» **SHORT PROBLEM**: Every record here needs to be written out again exactly.
— Begin —
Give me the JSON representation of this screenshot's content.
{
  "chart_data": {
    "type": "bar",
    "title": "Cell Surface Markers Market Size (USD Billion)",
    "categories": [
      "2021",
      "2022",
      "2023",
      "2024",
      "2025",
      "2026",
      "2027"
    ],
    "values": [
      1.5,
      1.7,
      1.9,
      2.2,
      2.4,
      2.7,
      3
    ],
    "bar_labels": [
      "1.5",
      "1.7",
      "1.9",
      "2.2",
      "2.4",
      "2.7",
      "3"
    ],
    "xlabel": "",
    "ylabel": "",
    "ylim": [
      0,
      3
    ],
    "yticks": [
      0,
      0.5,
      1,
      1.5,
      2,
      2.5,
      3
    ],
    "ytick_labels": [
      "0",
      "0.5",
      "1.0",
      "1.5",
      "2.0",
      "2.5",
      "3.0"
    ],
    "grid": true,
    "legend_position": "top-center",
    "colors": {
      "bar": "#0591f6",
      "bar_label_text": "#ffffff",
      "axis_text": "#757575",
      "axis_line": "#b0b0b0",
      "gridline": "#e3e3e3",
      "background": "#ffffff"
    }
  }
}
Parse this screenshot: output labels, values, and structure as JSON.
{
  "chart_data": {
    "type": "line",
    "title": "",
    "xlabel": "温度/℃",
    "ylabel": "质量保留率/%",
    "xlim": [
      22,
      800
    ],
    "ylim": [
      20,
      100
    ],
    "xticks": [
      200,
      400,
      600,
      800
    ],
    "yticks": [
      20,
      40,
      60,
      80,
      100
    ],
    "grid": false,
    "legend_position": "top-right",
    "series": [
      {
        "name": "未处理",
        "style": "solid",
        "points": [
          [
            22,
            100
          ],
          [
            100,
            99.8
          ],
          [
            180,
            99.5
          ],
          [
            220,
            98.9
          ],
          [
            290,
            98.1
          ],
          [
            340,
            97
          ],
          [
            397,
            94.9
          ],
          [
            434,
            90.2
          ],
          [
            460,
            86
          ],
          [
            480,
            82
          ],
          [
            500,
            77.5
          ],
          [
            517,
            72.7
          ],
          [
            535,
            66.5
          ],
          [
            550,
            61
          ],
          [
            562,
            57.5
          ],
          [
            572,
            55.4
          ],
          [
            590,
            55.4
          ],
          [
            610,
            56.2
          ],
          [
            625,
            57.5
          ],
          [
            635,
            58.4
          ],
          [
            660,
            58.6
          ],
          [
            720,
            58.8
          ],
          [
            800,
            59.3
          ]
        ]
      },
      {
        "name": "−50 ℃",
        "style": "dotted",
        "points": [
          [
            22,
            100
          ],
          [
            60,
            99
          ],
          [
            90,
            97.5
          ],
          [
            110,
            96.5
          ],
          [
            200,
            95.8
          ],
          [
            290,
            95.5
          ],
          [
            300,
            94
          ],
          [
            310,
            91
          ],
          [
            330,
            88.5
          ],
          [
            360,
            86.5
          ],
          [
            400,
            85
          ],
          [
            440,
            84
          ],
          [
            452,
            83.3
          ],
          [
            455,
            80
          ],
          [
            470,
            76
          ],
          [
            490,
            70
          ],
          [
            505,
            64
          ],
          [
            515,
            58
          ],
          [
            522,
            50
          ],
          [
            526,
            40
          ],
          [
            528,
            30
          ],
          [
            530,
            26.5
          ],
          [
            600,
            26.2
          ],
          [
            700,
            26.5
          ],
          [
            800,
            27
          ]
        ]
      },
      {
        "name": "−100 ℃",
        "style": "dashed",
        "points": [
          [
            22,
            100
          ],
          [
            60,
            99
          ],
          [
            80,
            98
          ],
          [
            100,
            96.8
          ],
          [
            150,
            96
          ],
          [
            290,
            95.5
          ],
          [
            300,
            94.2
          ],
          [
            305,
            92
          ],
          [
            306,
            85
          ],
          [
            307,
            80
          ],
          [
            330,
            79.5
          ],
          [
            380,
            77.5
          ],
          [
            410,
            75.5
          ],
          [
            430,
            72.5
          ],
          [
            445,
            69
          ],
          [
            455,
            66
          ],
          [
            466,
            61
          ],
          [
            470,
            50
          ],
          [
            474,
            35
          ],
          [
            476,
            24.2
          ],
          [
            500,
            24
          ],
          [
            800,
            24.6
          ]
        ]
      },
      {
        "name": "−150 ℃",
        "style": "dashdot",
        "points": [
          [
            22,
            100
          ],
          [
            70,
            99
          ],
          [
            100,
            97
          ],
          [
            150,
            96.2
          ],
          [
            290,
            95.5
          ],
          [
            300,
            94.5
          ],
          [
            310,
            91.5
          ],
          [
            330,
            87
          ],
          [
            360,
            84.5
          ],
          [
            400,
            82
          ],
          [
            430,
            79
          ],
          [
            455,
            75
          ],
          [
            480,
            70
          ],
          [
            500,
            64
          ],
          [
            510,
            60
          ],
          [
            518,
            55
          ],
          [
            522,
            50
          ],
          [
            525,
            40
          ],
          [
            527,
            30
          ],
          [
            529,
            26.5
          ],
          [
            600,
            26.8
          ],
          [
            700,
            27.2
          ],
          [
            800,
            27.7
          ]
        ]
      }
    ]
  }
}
— End —
» **WRITTEN ANSWER**:
Give me the JSON representation of this screenshot's content.
{
  "chart_data": {
    "type": "bar",
    "title": "Cell Surface Markers Market Size (USD Billion)",
    "categories": [
      "2021",
      "2022",
      "2023",
      "2024",
      "2025",
      "2026",
      "2027"
    ],
    "values": [
      1.5,
      1.7,
      1.9,
      2.2,
      2.4,
      2.7,
      3
    ],
    "bar_labels": [
      "1.5",
      "1.7",
      "1.9",
      "2.2",
      "2.4",
      "2.7",
      "3"
    ],
    "xlabel": "",
    "ylabel": "",
    "ylim": [
      0,
      3
    ],
    "yticks": [
      0,
      0.5,
      1,
      1.5,
      2,
      2.5,
      3
    ],
    "ytick_labels": [
      "0",
      "0.5",
      "1.0",
      "1.5",
      "2.0",
      "2.5",
      "3.0"
    ],
    "grid": true,
    "legend_position": "top-center",
    "colors": {
      "bar": "#0591f6",
      "bar_label_text": "#ffffff",
      "axis_text": "#757575",
      "axis_line": "#b0b0b0",
      "gridline": "#e3e3e3",
      "background": "#ffffff"
    }
  }
}
Parse this screenshot: output labels, values, and structure as JSON.
{
  "chart_data": {
    "type": "line",
    "title": "",
    "xlabel": "温度/℃",
    "ylabel": "质量保留率/%",
    "xlim": [
      22,
      800
    ],
    "ylim": [
      20,
      100
    ],
    "xticks": [
      200,
      400,
      600,
      800
    ],
    "yticks": [
      20,
      40,
      60,
      80,
      100
    ],
    "grid": false,
    "legend_position": "top-right",
    "series": [
      {
        "name": "未处理",
        "style": "solid",
        "points": [
          [
            22,
            100
          ],
          [
            100,
            99.8
          ],
          [
            180,
            99.5
          ],
          [
            220,
            98.9
          ],
          [
            290,
            98.1
          ],
          [
            340,
            97
          ],
          [
            397,
            94.9
          ],
          [
            434,
            90.2
          ],
          [
            460,
            86
          ],
          [
            480,
            82
          ],
          [
            500,
            77.5
          ],
          [
            517,
            72.7
          ],
          [
            535,
            66.5
          ],
          [
            550,
            61
          ],
          [
            562,
            57.5
          ],
          [
            572,
            55.4
          ],
          [
            590,
            55.4
          ],
          [
            610,
            56.2
          ],
          [
            625,
            57.5
          ],
          [
            635,
            58.4
          ],
          [
            660,
            58.6
          ],
          [
            720,
            58.8
          ],
          [
            800,
            59.3
          ]
        ]
      },
      {
        "name": "−50 ℃",
        "style": "dotted",
        "points": [
          [
            22,
            100
          ],
          [
            60,
            99
          ],
          [
            90,
            97.5
          ],
          [
            110,
            96.5
          ],
          [
            200,
            95.8
          ],
          [
            290,
            95.5
          ],
          [
            300,
            94
          ],
          [
            310,
            91
          ],
          [
            330,
            88.5
          ],
          [
            360,
            86.5
          ],
          [
            400,
            85
          ],
          [
            440,
            84
          ],
          [
            452,
            83.3
          ],
          [
            455,
            80
          ],
          [
            470,
            76
          ],
          [
            490,
            70
          ],
          [
            505,
            64
          ],
          [
            515,
            58
          ],
          [
            522,
            50
          ],
          [
            526,
            40
          ],
          [
            528,
            30
          ],
          [
            530,
            26.5
          ],
          [
            600,
            26.2
          ],
          [
            700,
            26.5
          ],
          [
            800,
            27
          ]
        ]
      },
      {
        "name": "−100 ℃",
        "style": "dashed",
        "points": [
          [
            22,
            100
          ],
          [
            60,
            99
          ],
          [
            80,
            98
          ],
          [
            100,
            96.8
          ],
          [
            150,
            96
          ],
          [
            290,
            95.5
          ],
          [
            300,
            94.2
          ],
          [
            305,
            92
          ],
          [
            306,
            85
          ],
          [
            307,
            80
          ],
          [
            330,
            79.5
          ],
          [
            380,
            77.5
          ],
          [
            410,
            75.5
          ],
          [
            430,
            72.5
          ],
          [
            445,
            69
          ],
          [
            455,
            66
          ],
          [
            466,
            61
          ],
          [
            470,
            50
          ],
          [
            474,
            35
          ],
          [
            476,
            24.2
          ],
          [
            500,
            24
          ],
          [
            800,
            24.6
          ]
        ]
      },
      {
        "name": "−150 ℃",
        "style": "dashdot",
        "points": [
          [
            22,
            100
          ],
          [
            70,
            99
          ],
          [
            100,
            97
          ],
          [
            150,
            96.2
          ],
          [
            290,
            95.5
          ],
          [
            300,
            94.5
          ],
          [
            310,
            91.5
          ],
          [
            330,
            87
          ],
          [
            360,
            84.5
          ],
          [
            400,
            82
          ],
          [
            430,
            79
          ],
          [
            455,
            75
          ],
          [
            480,
            70
          ],
          [
            500,
            64
          ],
          [
            510,
            60
          ],
          [
            518,
            55
          ],
          [
            522,
            50
          ],
          [
            525,
            40
          ],
          [
            527,
            30
          ],
          [
            529,
            26.5
          ],
          [
            600,
            26.8
          ],
          [
            700,
            27.2
          ],
          [
            800,
            27.7
          ]
        ]
      }
    ]
  }
}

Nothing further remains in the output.